## Task directions
What lines of the data include the string "РОЗДІЛ"? Copy them all.

Dataset entries

· · · · · · ·

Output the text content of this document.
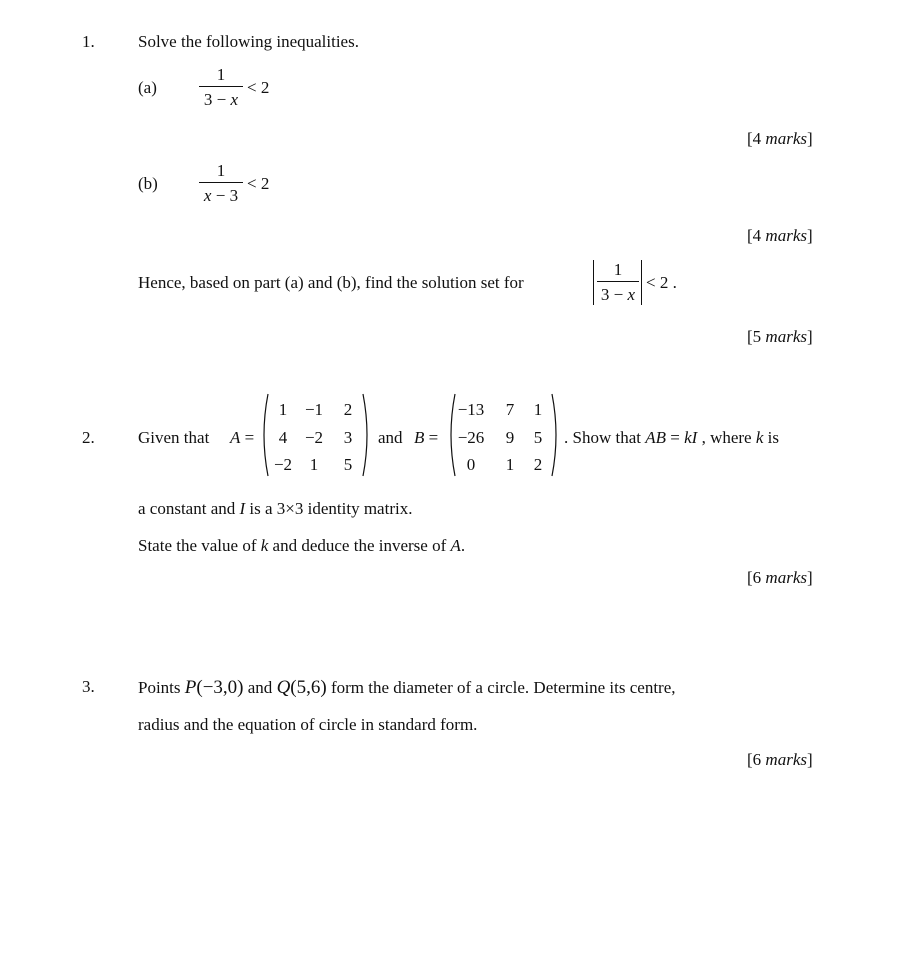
1.	Solve the following inequalities.
(a)
1
3 − x
< 2
[4 marks]
(b)
1
x − 3
< 2
[4 marks]
Hence, based on part (a) and (b), find the solution set for
1
3 − x
< 2 .
[5 marks]
2.	Given that A =
1	−1	2
4	−2	3
−2	1	5
and B =
−13	7	1
−26	9	5
0	1	2
. Show that AB = kI , where k is
a constant and I is a 3×3 identity matrix.
State the value of k and deduce the inverse of A.
[6 marks]
3.	Points P(−3,0) and Q(5,6) form the diameter of a circle. Determine its centre,
radius and the equation of circle in standard form.
[6 marks]
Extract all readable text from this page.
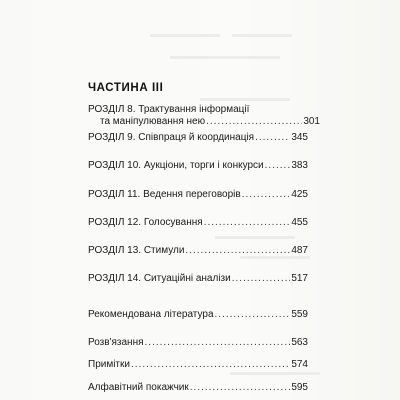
ЧАСТИНА III
РОЗДІЛ 8. Трактування інформації
та маніпулювання нею .....	301
РОЗДІЛ 9. Співпраця й координація .....	345
РОЗДІЛ 10. Аукціони, торги і конкурси .....	383
РОЗДІЛ 11. Ведення переговорів .....	425
РОЗДІЛ 12. Голосування .....	455
РОЗДІЛ 13. Стимули .....	487
РОЗДІЛ 14. Ситуаційні аналізи .....	517
Рекомендована література .....	559
Розв'язання .....	563
Примітки .....	574
Алфавітний покажчик .....	595
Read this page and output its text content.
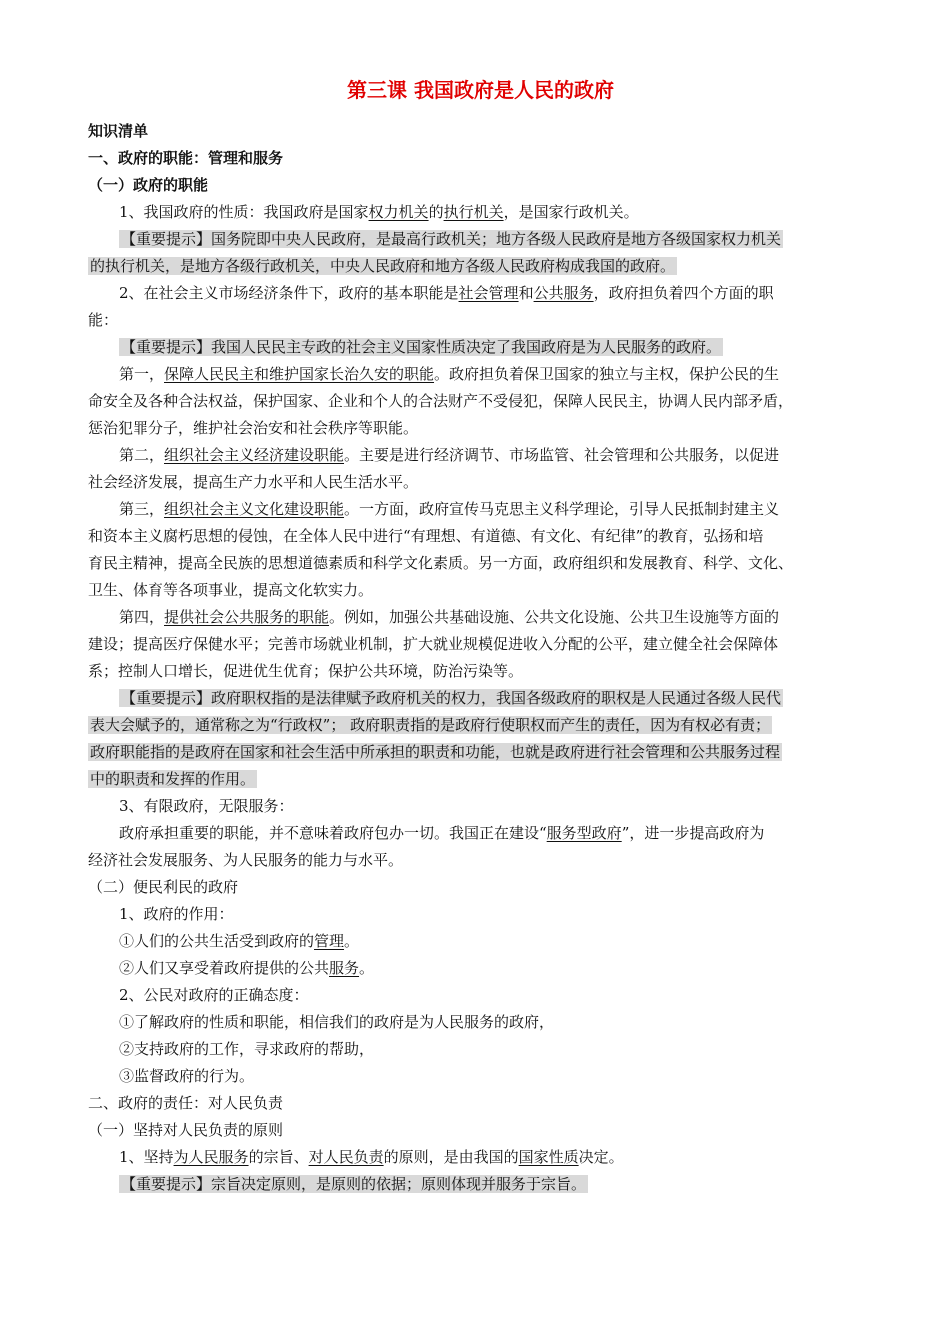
第三课 我国政府是人民的政府

知识清单

一、政府的职能：管理和服务

（一）政府的职能

1、我国政府的性质：我国政府是国家权力机关的执行机关，是国家行政机关。

【重要提示】国务院即中央人民政府，是最高行政机关；地方各级人民政府是地方各级国家权力机关

的执行机关，是地方各级行政机关，中央人民政府和地方各级人民政府构成我国的政府。

2、在社会主义市场经济条件下，政府的基本职能是社会管理和公共服务，政府担负着四个方面的职

能：

【重要提示】我国人民民主专政的社会主义国家性质决定了我国政府是为人民服务的政府。

第一，保障人民民主和维护国家长治久安的职能。政府担负着保卫国家的独立与主权，保护公民的生

命安全及各种合法权益，保护国家、企业和个人的合法财产不受侵犯，保障人民民主，协调人民内部矛盾，

惩治犯罪分子，维护社会治安和社会秩序等职能。

第二，组织社会主义经济建设职能。主要是进行经济调节、市场监管、社会管理和公共服务，以促进

社会经济发展，提高生产力水平和人民生活水平。

第三，组织社会主义文化建设职能。一方面，政府宣传马克思主义科学理论，引导人民抵制封建主义

和资本主义腐朽思想的侵蚀，在全体人民中进行“有理想、有道德、有文化、有纪律”的教育，弘扬和培

育民主精神，提高全民族的思想道德素质和科学文化素质。另一方面，政府组织和发展教育、科学、文化、

卫生、体育等各项事业，提高文化软实力。

第四，提供社会公共服务的职能。例如，加强公共基础设施、公共文化设施、公共卫生设施等方面的

建设；提高医疗保健水平；完善市场就业机制，扩大就业规模促进收入分配的公平，建立健全社会保障体

系；控制人口增长，促进优生优育；保护公共环境，防治污染等。

【重要提示】政府职权指的是法律赋予政府机关的权力，我国各级政府的职权是人民通过各级人民代

表大会赋予的，通常称之为“行政权”； 政府职责指的是政府行使职权而产生的责任，因为有权必有责；

政府职能指的是政府在国家和社会生活中所承担的职责和功能，也就是政府进行社会管理和公共服务过程

中的职责和发挥的作用。

3、有限政府，无限服务：

政府承担重要的职能，并不意味着政府包办一切。我国正在建设“服务型政府”，进一步提高政府为

经济社会发展服务、为人民服务的能力与水平。

（二）便民利民的政府

1、政府的作用：

①人们的公共生活受到政府的管理。

②人们又享受着政府提供的公共服务。

2、公民对政府的正确态度：

①了解政府的性质和职能，相信我们的政府是为人民服务的政府，

②支持政府的工作，寻求政府的帮助，

③监督政府的行为。

二、政府的责任：对人民负责

（一）坚持对人民负责的原则

1、坚持为人民服务的宗旨、对人民负责的原则，是由我国的国家性质决定。

【重要提示】宗旨决定原则，是原则的依据；原则体现并服务于宗旨。
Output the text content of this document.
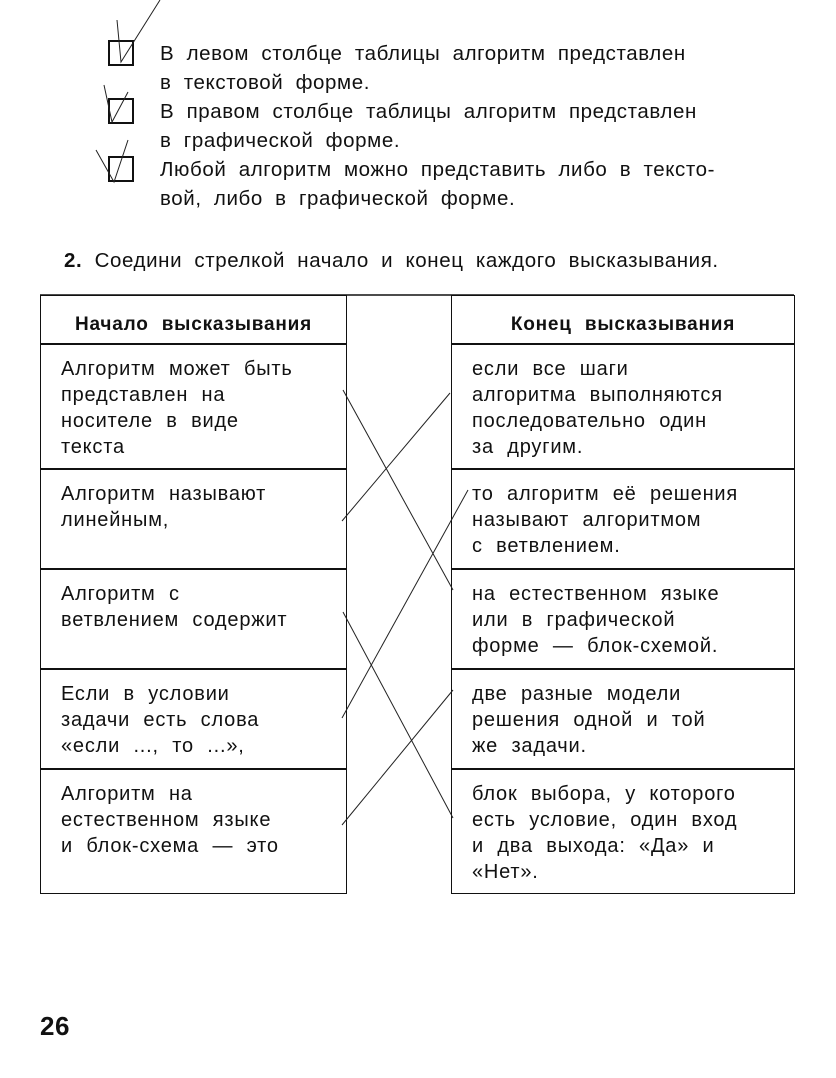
В левом столбце таблицы алгоритм представлен
в текстовой форме.
В правом столбце таблицы алгоритм представлен
в графической форме.
Любой алгоритм можно представить либо в тексто-
вой, либо в графической форме.
2. Соедини стрелкой начало и конец каждого высказывания.
Начало высказывания	Конец высказывания
Алгоритм может быть
представлен на
носителе в виде
текста
Алгоритм называют
линейным,
Алгоритм с
ветвлением содержит
Если в условии
задачи есть слова
«если ..., то ...»,
Алгоритм на
естественном языке
и блок-схема — это
если все шаги
алгоритма выполняются
последовательно один
за другим.
то алгоритм её решения
называют алгоритмом
с ветвлением.
на естественном языке
или в графической
форме — блок-схемой.
две разные модели
решения одной и той
же задачи.
блок выбора, у которого
есть условие, один вход
и два выхода: «Да» и
«Нет».
26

· · · · · · ·

## Task response
РОЗДІЛ 8. Трактування інформації
РОЗДІЛ 9. Співпраця й координація .....	345
РОЗДІЛ 10. Аукціони, торги і конкурси .....	383
РОЗДІЛ 11. Ведення переговорів .....	425
РОЗДІЛ 12. Голосування .....	455
РОЗДІЛ 13. Стимули .....	487
РОЗДІЛ 14. Ситуаційні аналізи .....	517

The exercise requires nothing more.